=== Data listing ===

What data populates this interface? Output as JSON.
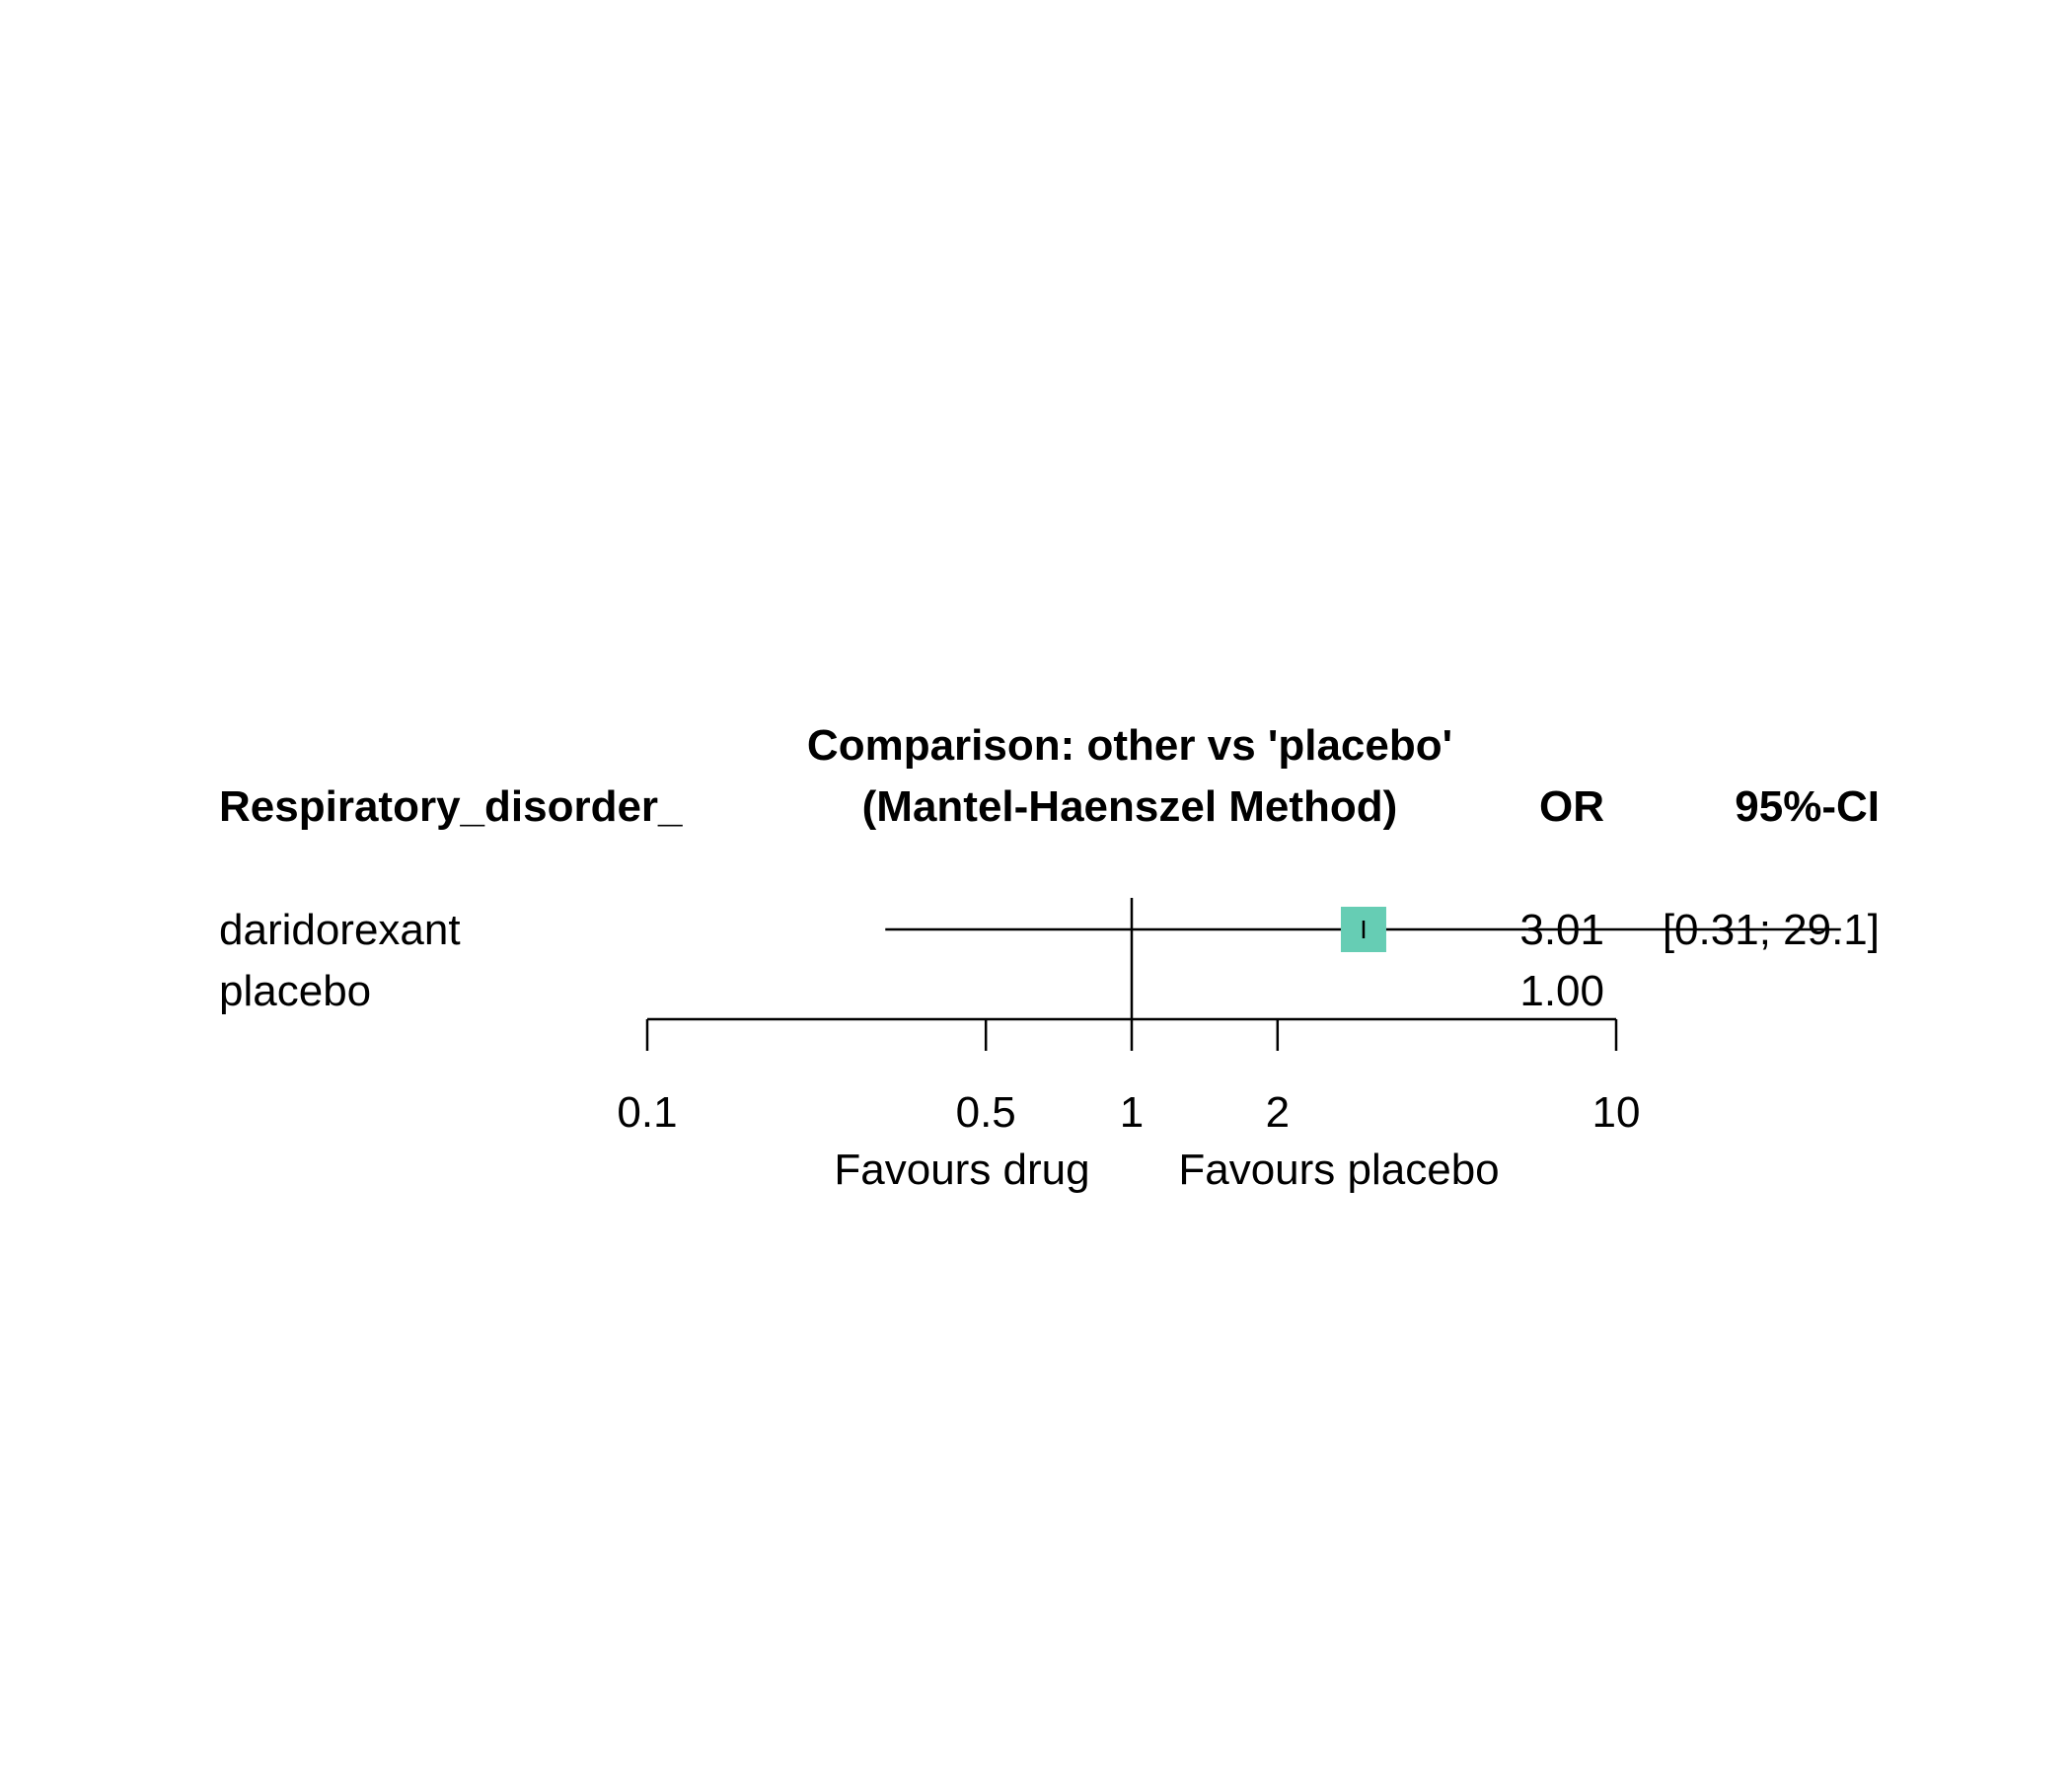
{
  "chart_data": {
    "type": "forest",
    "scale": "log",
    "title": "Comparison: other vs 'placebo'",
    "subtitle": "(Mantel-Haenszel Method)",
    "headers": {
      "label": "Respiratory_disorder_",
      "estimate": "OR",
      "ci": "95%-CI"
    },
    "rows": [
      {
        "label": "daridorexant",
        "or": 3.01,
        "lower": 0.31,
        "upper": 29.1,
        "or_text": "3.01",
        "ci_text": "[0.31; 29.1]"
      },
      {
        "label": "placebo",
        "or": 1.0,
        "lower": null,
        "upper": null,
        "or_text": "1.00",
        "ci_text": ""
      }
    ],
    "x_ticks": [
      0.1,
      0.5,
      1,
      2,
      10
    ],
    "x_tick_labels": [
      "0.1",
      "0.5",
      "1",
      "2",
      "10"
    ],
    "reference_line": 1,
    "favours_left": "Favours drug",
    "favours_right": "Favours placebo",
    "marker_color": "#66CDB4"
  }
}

===
=== Data listing ===

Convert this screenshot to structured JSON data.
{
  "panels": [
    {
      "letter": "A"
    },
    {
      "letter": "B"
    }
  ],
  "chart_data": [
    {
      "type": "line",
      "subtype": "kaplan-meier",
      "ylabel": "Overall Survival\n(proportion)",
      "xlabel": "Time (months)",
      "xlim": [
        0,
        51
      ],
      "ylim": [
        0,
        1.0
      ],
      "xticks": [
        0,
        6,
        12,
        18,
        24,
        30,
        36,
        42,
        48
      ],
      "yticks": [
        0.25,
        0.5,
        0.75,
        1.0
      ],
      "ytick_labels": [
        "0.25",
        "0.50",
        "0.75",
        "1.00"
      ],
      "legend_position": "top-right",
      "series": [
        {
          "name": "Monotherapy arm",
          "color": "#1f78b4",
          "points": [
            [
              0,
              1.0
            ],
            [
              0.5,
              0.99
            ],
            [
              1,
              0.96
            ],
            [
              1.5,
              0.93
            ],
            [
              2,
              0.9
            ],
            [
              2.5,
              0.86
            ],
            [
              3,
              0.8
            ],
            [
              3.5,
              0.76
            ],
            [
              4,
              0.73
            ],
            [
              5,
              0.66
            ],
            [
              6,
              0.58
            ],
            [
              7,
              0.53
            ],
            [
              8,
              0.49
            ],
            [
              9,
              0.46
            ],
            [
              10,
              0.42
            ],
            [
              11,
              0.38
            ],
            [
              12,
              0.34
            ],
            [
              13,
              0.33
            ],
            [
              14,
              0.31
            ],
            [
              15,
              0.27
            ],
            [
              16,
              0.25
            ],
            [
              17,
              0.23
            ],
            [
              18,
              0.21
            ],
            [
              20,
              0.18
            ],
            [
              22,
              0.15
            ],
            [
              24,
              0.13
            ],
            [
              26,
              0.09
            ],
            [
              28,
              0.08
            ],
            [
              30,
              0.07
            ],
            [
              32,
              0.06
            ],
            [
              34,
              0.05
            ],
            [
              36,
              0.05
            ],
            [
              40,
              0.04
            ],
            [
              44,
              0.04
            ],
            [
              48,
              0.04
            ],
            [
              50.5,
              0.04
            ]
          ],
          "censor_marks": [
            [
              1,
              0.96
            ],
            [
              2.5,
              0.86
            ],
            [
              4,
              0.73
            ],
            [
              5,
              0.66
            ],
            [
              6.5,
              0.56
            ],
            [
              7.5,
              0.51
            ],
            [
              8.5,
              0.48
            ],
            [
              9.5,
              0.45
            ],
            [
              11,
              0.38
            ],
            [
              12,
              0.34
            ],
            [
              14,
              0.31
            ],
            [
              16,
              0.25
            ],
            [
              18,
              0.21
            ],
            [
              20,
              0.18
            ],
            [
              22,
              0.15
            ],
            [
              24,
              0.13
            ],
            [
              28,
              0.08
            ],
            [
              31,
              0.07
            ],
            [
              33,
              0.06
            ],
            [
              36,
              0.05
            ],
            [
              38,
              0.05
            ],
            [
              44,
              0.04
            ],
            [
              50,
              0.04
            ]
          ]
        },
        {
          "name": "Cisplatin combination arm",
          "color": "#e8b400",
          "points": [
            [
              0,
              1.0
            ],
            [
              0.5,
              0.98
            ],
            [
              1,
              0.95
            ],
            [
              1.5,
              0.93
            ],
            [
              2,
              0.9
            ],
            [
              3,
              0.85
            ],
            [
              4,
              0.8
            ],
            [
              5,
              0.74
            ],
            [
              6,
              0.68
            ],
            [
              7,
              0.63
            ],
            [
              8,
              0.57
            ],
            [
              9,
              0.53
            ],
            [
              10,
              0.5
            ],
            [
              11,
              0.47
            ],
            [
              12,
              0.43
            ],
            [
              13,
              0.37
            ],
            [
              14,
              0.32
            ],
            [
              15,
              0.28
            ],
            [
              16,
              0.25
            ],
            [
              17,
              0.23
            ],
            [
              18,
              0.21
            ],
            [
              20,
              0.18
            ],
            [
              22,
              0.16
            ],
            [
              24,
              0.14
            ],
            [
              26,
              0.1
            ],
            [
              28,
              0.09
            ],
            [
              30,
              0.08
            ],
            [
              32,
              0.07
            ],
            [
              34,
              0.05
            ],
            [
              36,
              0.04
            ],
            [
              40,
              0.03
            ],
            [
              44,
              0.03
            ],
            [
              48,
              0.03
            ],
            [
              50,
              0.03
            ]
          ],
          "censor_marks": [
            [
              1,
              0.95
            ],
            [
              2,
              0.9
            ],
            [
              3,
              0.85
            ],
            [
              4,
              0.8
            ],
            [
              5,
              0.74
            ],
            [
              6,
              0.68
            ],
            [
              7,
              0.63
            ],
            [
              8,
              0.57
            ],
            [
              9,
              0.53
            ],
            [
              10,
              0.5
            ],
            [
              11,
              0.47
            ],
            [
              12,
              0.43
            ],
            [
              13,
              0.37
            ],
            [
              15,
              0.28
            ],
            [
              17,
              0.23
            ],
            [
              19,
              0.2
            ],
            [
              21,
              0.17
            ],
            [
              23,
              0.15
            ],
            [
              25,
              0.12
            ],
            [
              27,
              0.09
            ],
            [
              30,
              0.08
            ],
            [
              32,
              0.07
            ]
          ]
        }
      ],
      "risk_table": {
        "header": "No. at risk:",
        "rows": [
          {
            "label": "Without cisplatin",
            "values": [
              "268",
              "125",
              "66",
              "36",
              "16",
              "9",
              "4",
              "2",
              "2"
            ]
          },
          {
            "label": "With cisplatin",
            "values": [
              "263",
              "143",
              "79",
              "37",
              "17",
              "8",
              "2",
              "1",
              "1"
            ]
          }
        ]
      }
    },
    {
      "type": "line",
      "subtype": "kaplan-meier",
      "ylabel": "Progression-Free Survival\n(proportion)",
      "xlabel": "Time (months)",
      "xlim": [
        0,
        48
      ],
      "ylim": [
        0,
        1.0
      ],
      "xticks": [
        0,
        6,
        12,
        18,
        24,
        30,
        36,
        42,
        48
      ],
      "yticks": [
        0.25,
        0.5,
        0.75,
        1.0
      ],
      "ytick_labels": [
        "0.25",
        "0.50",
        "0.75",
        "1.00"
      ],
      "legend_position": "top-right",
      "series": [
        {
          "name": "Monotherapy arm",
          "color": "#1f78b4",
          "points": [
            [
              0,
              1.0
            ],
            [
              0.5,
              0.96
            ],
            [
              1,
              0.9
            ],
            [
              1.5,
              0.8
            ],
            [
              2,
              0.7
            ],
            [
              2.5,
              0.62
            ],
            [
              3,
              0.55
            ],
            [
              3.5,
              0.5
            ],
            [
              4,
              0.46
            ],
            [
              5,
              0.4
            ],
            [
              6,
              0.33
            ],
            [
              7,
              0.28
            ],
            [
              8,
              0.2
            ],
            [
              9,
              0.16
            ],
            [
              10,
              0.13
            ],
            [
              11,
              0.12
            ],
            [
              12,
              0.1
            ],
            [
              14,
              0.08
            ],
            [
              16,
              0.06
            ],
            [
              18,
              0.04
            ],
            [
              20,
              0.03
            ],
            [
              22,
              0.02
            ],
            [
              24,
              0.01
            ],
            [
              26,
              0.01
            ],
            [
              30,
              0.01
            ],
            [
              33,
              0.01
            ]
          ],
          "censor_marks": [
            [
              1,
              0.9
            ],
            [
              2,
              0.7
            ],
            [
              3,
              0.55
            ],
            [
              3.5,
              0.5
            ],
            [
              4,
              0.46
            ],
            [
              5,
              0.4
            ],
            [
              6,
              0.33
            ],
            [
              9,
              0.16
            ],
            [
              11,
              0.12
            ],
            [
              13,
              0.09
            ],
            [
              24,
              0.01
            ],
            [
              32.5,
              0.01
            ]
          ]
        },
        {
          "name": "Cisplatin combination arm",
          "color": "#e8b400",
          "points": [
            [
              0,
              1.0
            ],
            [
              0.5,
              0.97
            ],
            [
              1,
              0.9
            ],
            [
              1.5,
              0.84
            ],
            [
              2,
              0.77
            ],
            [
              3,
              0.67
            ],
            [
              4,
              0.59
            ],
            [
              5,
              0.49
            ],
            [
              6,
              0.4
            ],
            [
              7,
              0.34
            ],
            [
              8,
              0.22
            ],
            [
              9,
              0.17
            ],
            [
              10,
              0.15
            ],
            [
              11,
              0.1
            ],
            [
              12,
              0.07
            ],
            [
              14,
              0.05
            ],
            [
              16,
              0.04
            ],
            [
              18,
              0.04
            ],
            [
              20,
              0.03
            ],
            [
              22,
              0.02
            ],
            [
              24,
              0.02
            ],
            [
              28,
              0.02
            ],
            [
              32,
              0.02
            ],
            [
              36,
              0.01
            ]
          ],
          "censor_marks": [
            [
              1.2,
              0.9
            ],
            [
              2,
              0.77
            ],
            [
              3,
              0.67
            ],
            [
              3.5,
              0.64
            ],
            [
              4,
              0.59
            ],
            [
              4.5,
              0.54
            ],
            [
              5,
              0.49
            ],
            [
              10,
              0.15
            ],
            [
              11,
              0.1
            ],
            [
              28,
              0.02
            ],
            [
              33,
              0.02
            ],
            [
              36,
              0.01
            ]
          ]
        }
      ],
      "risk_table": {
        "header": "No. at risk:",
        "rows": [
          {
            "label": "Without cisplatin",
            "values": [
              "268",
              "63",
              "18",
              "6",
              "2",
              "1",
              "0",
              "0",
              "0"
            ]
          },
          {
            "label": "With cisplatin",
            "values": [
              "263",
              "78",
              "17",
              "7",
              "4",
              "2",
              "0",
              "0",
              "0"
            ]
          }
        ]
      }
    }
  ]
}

===
=== Data listing ===

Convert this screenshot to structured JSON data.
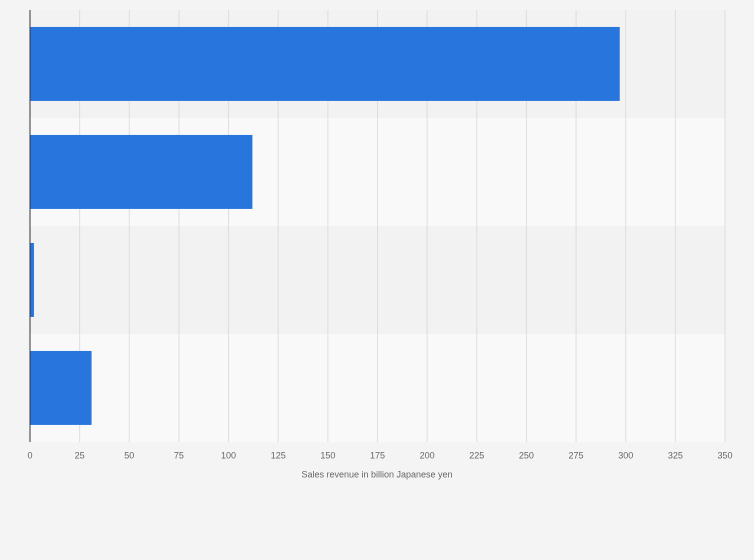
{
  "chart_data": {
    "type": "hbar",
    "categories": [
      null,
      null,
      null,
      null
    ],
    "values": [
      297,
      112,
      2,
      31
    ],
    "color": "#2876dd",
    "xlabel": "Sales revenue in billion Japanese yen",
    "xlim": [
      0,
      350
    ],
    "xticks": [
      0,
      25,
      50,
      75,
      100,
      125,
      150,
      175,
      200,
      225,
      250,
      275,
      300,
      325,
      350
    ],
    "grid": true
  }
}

===

Do this.
Select and copy each line from the data that includes the word "placebo".

Solution for this task.
    "title": "Comparison: other vs 'placebo'",
        "label": "placebo",
    "favours_right": "Favours placebo",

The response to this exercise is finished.